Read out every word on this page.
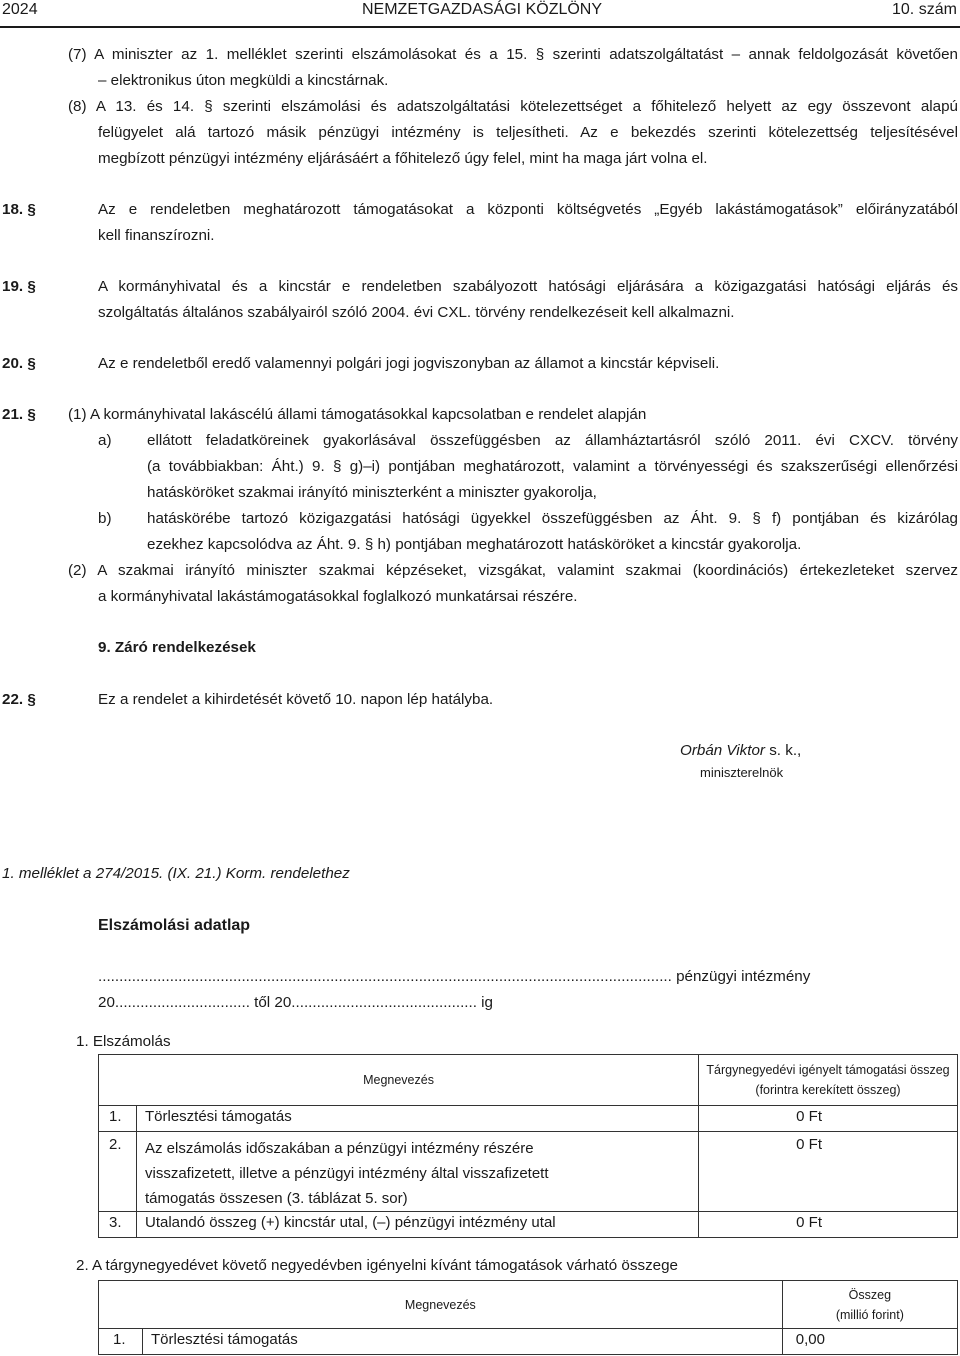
2024	NEMZETGAZDASÁGI KÖZLÖNY	10. szám
(7) A miniszter az 1. melléklet szerinti elszámolásokat és a 15. § szerinti adatszolgáltatást – annak feldolgozását követően
– elektronikus úton megküldi a kincstárnak.
(8) A 13. és 14. § szerinti elszámolási és adatszolgáltatási kötelezettséget a főhitelező helyett az egy összevont alapú
felügyelet alá tartozó másik pénzügyi intézmény is teljesítheti. Az e bekezdés szerinti kötelezettség teljesítésével
megbízott pénzügyi intézmény eljárásáért a főhitelező úgy felel, mint ha maga járt volna el.
18. §	Az e rendeletben meghatározott támogatásokat a központi költségvetés „Egyéb lakástámogatások” előirányzatából
kell finanszírozni.
19. §	A kormányhivatal és a kincstár e rendeletben szabályozott hatósági eljárására a közigazgatási hatósági eljárás és
szolgáltatás általános szabályairól szóló 2004. évi CXL. törvény rendelkezéseit kell alkalmazni.
20. §	Az e rendeletből eredő valamennyi polgári jogi jogviszonyban az államot a kincstár képviseli.
21. § (1) A kormányhivatal lakáscélú állami támogatásokkal kapcsolatban e rendelet alapján
a) ellátott feladatköreinek gyakorlásával összefüggésben az államháztartásról szóló 2011. évi CXCV. törvény
(a továbbiakban: Áht.) 9. § g)–i) pontjában meghatározott, valamint a törvényességi és szakszerűségi ellenőrzési
hatásköröket szakmai irányító miniszterként a miniszter gyakorolja,
b) hatáskörébe tartozó közigazgatási hatósági ügyekkel összefüggésben az Áht. 9. § f) pontjában és kizárólag
ezekhez kapcsolódva az Áht. 9. § h) pontjában meghatározott hatásköröket a kincstár gyakorolja.
(2) A szakmai irányító miniszter szakmai képzéseket, vizsgákat, valamint szakmai (koordinációs) értekezleteket szervez
a kormányhivatal lakástámogatásokkal foglalkozó munkatársai részére.
9. Záró rendelkezések
22. §	Ez a rendelet a kihirdetését követő 10. napon lép hatályba.
Orbán Viktor s. k.,
miniszterelnök
1. melléklet a 274/2015. (IX. 21.) Korm. rendelethez
Elszámolási adatlap
........................................................................................................................................ pénzügyi intézmény
20................................ től 20............................................ ig
1. Elszámolás
Megnevezés		Tárgynegyedévi igényelt támogatási összeg
(forintra kerekített összeg)

1.	Törlesztési támogatás	0 Ft
2.	Az elszámolás időszakában a pénzügyi intézmény részére
visszafizetett, illetve a pénzügyi intézmény által visszafizetett
támogatás összesen (3. táblázat 5. sor)	0 Ft
3.	Utalandó összeg (+) kincstár utal, (–) pénzügyi intézmény utal	0 Ft
2. A tárgynegyedévet követő negyedévben igényelni kívánt támogatások várható összege
Megnevezés		Összeg
(millió forint)

1.	Törlesztési támogatás	0,00
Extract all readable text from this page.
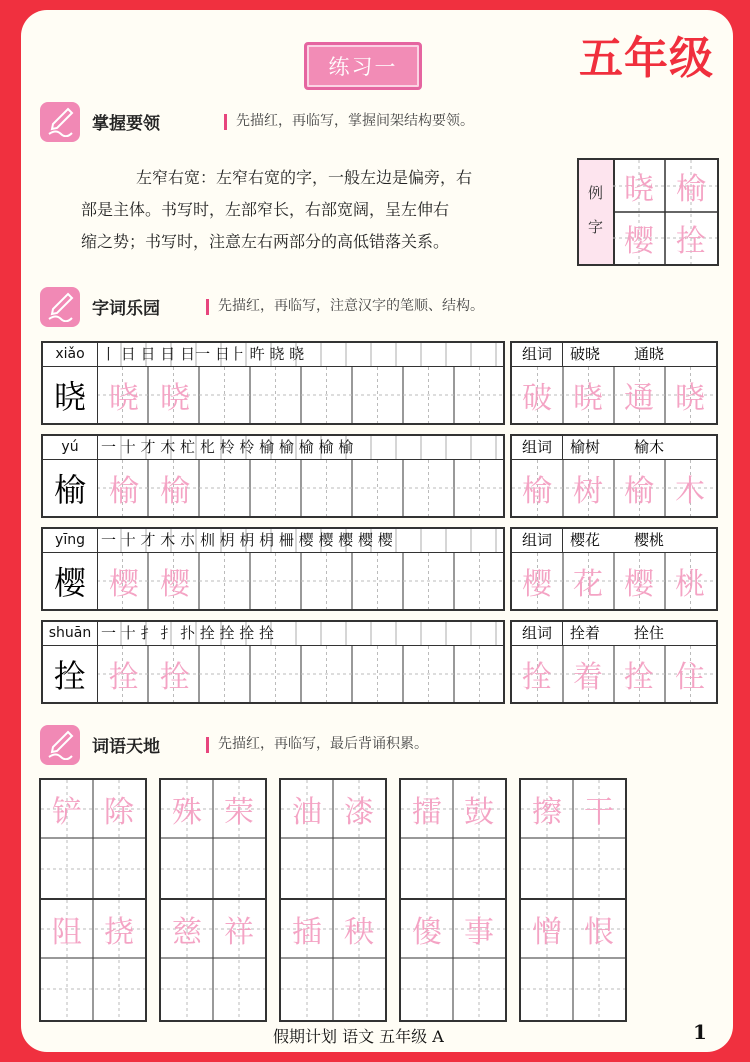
五年级
练习一
掌握要领	先描红，再临写，掌握间架结构要领。

左窄右宽：左窄右宽的字，一般左边是偏旁，右

部是主体。书写时，左部窄长，右部宽阔，呈左伸右

缩之势；书写时，注意左右两部分的高低错落关系。

例
字
晓 榆
樱 拴
字词乐园	先描红，再临写，注意汉字的笔顺、结构。
xiǎo	丨 日 日 日 日一 日⺊ 旿 晓 晓
晓 晓 晓
组词	破晓 通晓
破 晓 通 晓
yú	一 十 才 木 杧 朼 柃 柃 榆 榆 榆 榆 榆
榆 榆 榆
组词	榆树 榆木
榆 树 榆 木
yīng	一 十 才 木 朩 杊 枂 枂 枂 柵 樱 樱 樱 樱 樱
樱 樱 樱
组词	樱花 樱桃
樱 花 樱 桃
shuān 一 十 扌 扌 扑 拴 拴 拴 拴
拴 拴 拴
组词	拴着 拴住
拴 着 拴 住
词语天地	先描红，再临写，最后背诵积累。
铲 除	殊 荣	油 漆	擂 鼓	擦 干
阻 挠	慈 祥	插 秧	傻 事	憎 恨
假期计划 语文 五年级 A	1
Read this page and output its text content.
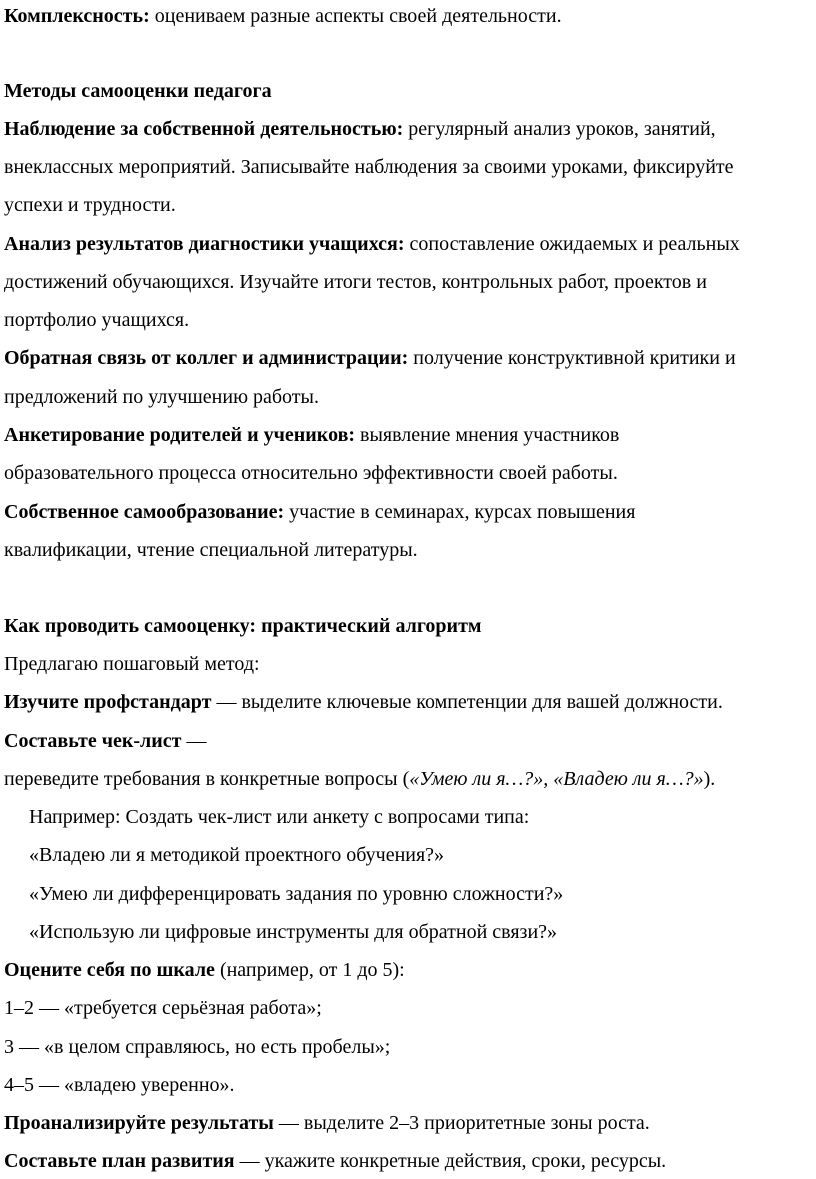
Комплексность: оцениваем разные аспекты своей деятельности.
Методы самооценки педагога
Наблюдение за собственной деятельностью: регулярный анализ уроков, занятий,
внеклассных мероприятий. Записывайте наблюдения за своими уроками, фиксируйте
успехи и трудности.
Анализ результатов диагностики учащихся: сопоставление ожидаемых и реальных
достижений обучающихся. Изучайте итоги тестов, контрольных работ, проектов и
портфолио учащихся.
Обратная связь от коллег и администрации: получение конструктивной критики и
предложений по улучшению работы.
Анкетирование родителей и учеников: выявление мнения участников
образовательного процесса относительно эффективности своей работы.
Собственное самообразование: участие в семинарах, курсах повышения
квалификации, чтение специальной литературы.
Как проводить самооценку: практический алгоритм
Предлагаю пошаговый метод:
Изучите профстандарт — выделите ключевые компетенции для вашей должности.
Составьте чек-лист —
переведите требования в конкретные вопросы («Умею ли я…?», «Владею ли я…?»).
Например: Создать чек-лист или анкету с вопросами типа:
«Владею ли я методикой проектного обучения?»
«Умею ли дифференцировать задания по уровню сложности?»
«Использую ли цифровые инструменты для обратной связи?»
Оцените себя по шкале (например, от 1 до 5):
1–2 — «требуется серьёзная работа»;
3 — «в целом справляюсь, но есть пробелы»;
4–5 — «владею уверенно».
Проанализируйте результаты — выделите 2–3 приоритетные зоны роста.
Составьте план развития — укажите конкретные действия, сроки, ресурсы.
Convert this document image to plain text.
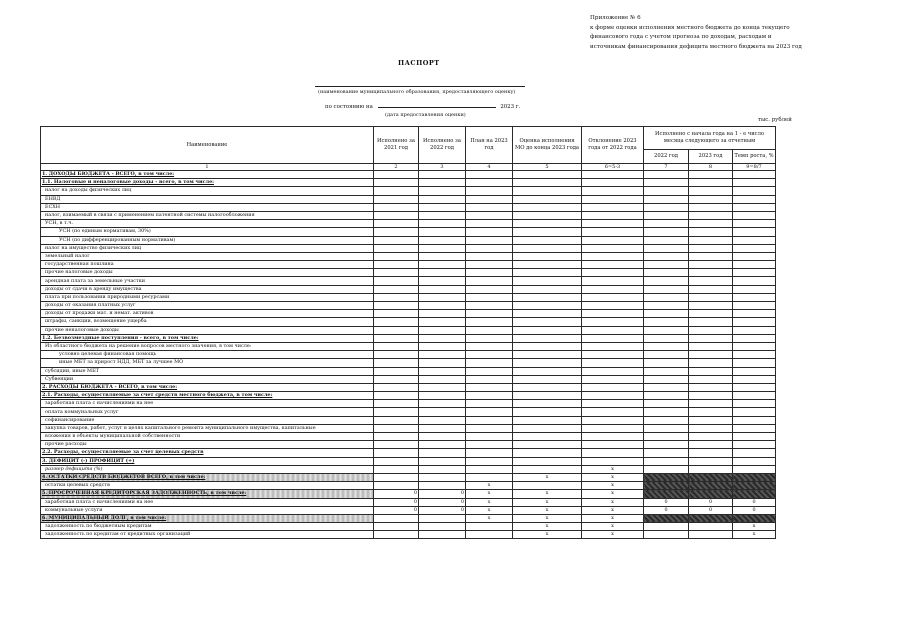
Приложение № 6
к форме оценки исполнения местного бюджета до конца текущего
финансового года с учетом прогноза по доходам, расходам и
источникам финансирования дефицита местного бюджета на 2023 год
ПАСПОРТ
(наименование муниципального образования, предоставляющего оценку)
по состоянию на	2023 г.
(дата предоставления оценки)
тыс. рублей
Наименование	Исполнено за 2021 год	Исполнено за 2022 год	План на 2023 год	Оценка исполнения МО до конца 2023 года	Отклонение 2023 года от 2022 года	Исполнено с начала года на 1 - е число месяца следующего за отчетным		
						2022 год	2023 год	Темп роста, %
1	2	3	4	5	6=5-3	7	8	9=8/7
1. ДОХОДЫ БЮДЖЕТА - ВСЕГО, в том числе:								
1.1. Налоговые и неналоговые доходы - всего, в том числе:								
налог на доходы физических лиц								
ЕНВД								
ЕСХН								
налог, взимаемый в связи с применением патентной системы налогообложения								
УСН, в т.ч.								
УСН (по единым нормативам, 30%)								
УСН (по дифференцированным нормативам)								
налог на имущество физических лиц								
земельный налог								
государственная пошлина								
прочие налоговые доходы								
арендная плата за земельные участки								
доходы от сдачи в аренду имущества								
плата при пользовании природными ресурсами								
доходы от оказания платных услуг								
доходы от продажи мат. и немат. активов								
штрафы, санкции, возмещение ущерба								
прочие неналоговые доходы								
1.2. Безвозмездные поступления - всего, в том числе:								
Из областного бюджета на решение вопросов местного значения, в том числе:								
условно целевая финансовая помощь								
иные МБТ за прирост НДД, МБТ за лучшее МО								
субсидии, иные МБТ								
Субвенции								
2. РАСХОДЫ БЮДЖЕТА - ВСЕГО, в том числе:								
2.1. Расходы, осуществляемые за счет средств местного бюджета, в том числе:								
заработная плата с начислениями на нее								
оплата коммунальных услуг								
софинансирование								
закупка товаров, работ, услуг в целях капитального ремонта муниципального имущества, капитальные								
вложения в объекты муниципальной собственности								
прочие расходы								
2.2. Расходы, осуществляемые за счет целевых средств								
3. ДЕФИЦИТ (-) ПРОФИЦИТ (+)								
размер дефицита (%)					x			
4. ОСТАТКИ СРЕДСТВ БЮДЖЕТОВ ВСЕГО, в том числе:				x	x			
остатки целевых средств			x		x			
5. ПРОСРОЧЕННАЯ КРЕДИТОРСКАЯ ЗАДОЛЖЕННОСТЬ, в том числе:	0	0	x	x	x			
заработная плата с начислениями на нее	0	0	x	x	x	0	0	0
коммунальные услуги	0	0	x	x	x	0	0	0
6. МУНИЦИПАЛЬНЫЙ ДОЛГ, в том числе:			x	x	x			
задолженность по бюджетным кредитам				x	x			x
задолженность по кредитам от кредитных организаций				x	x			x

— What is required —
Reproduce each line holding the word "местного".

— Solved problem —
к форме оценки исполнения местного бюджета до конца текущего
источникам финансирования дефицита местного бюджета на 2023 год
Из областного бюджета на решение вопросов местного значения, в том числе:								
2.1. Расходы, осуществляемые за счет средств местного бюджета, в том числе:								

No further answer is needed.